Task to complete – Locate each line with the string "peak" in the listing below and copy it.

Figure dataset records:
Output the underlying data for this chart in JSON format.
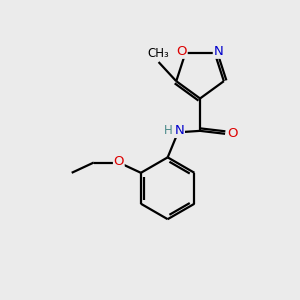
{
  "background_color": "#ebebeb",
  "atom_colors": {
    "C": "#000000",
    "N": "#0000cc",
    "O": "#dd0000",
    "H": "#4a8a8a"
  },
  "bond_color": "#000000",
  "bond_width": 1.6,
  "dbo": 0.08,
  "figsize": [
    3.0,
    3.0
  ],
  "dpi": 100
}
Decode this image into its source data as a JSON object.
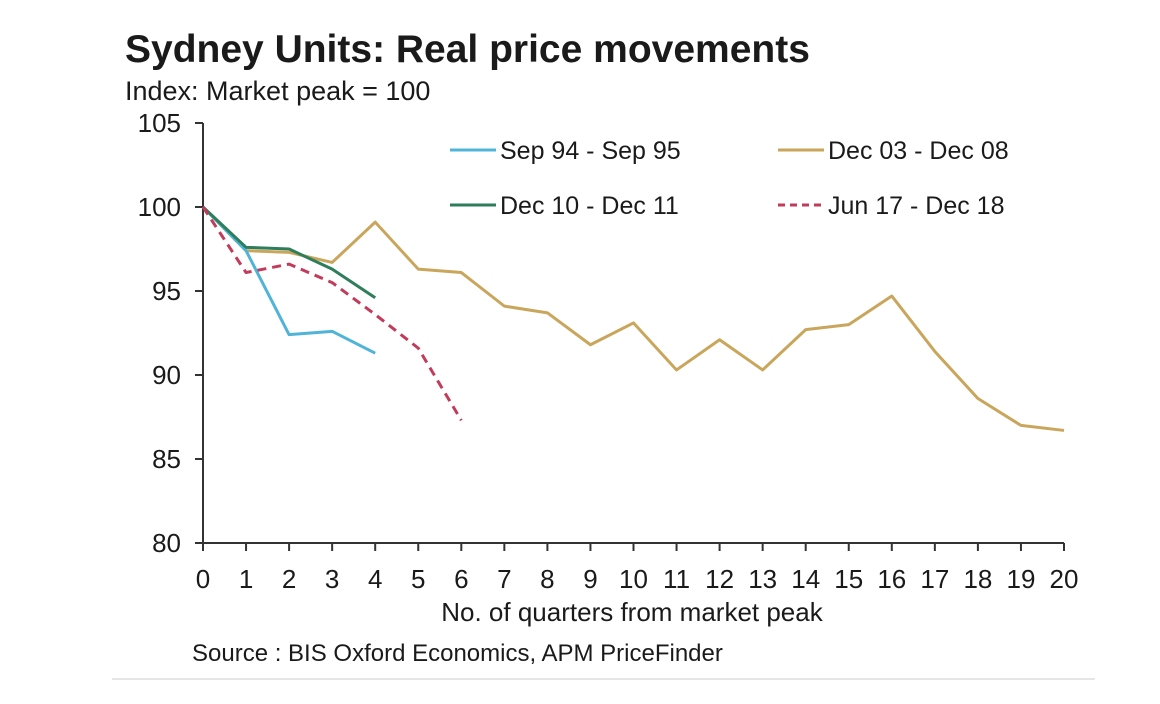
{
  "chart_data": {
    "type": "line",
    "title": "Sydney Units: Real price movements",
    "subtitle": "Index: Market peak = 100",
    "xlabel": "No. of quarters from market peak",
    "ylabel": "",
    "source": "Source : BIS Oxford Economics, APM PriceFinder",
    "xlim": [
      0,
      20
    ],
    "ylim": [
      80,
      105
    ],
    "x_ticks": [
      "0",
      "1",
      "2",
      "3",
      "4",
      "5",
      "6",
      "7",
      "8",
      "9",
      "10",
      "11",
      "12",
      "13",
      "14",
      "15",
      "16",
      "17",
      "18",
      "19",
      "20"
    ],
    "y_ticks": [
      "80",
      "85",
      "90",
      "95",
      "100",
      "105"
    ],
    "grid": false,
    "legend_position": "top-right",
    "series": [
      {
        "name": "Sep 94 - Sep 95",
        "color": "#4fb4d8",
        "dash": "solid",
        "x": [
          0,
          1,
          2,
          3,
          4
        ],
        "values": [
          100,
          97.4,
          92.4,
          92.6,
          91.3
        ]
      },
      {
        "name": "Dec 03 - Dec 08",
        "color": "#c9a65b",
        "dash": "solid",
        "x": [
          0,
          1,
          2,
          3,
          4,
          5,
          6,
          7,
          8,
          9,
          10,
          11,
          12,
          13,
          14,
          15,
          16,
          17,
          18,
          19,
          20
        ],
        "values": [
          100,
          97.4,
          97.3,
          96.7,
          99.1,
          96.3,
          96.1,
          94.1,
          93.7,
          91.8,
          93.1,
          90.3,
          92.1,
          90.3,
          92.7,
          93.0,
          94.7,
          91.4,
          88.6,
          87.0,
          86.7
        ]
      },
      {
        "name": "Dec 10 - Dec 11",
        "color": "#2e7d5b",
        "dash": "solid",
        "x": [
          0,
          1,
          2,
          3,
          4
        ],
        "values": [
          100,
          97.6,
          97.5,
          96.3,
          94.6
        ]
      },
      {
        "name": "Jun 17 - Dec 18",
        "color": "#c23b5a",
        "dash": "dashed",
        "x": [
          0,
          1,
          2,
          3,
          4,
          5,
          6
        ],
        "values": [
          100,
          96.1,
          96.6,
          95.5,
          93.6,
          91.6,
          87.3
        ]
      }
    ]
  }
}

Exercise output –
    "subtitle": "Index: Market peak = 100",
    "xlabel": "No. of quarters from market peak",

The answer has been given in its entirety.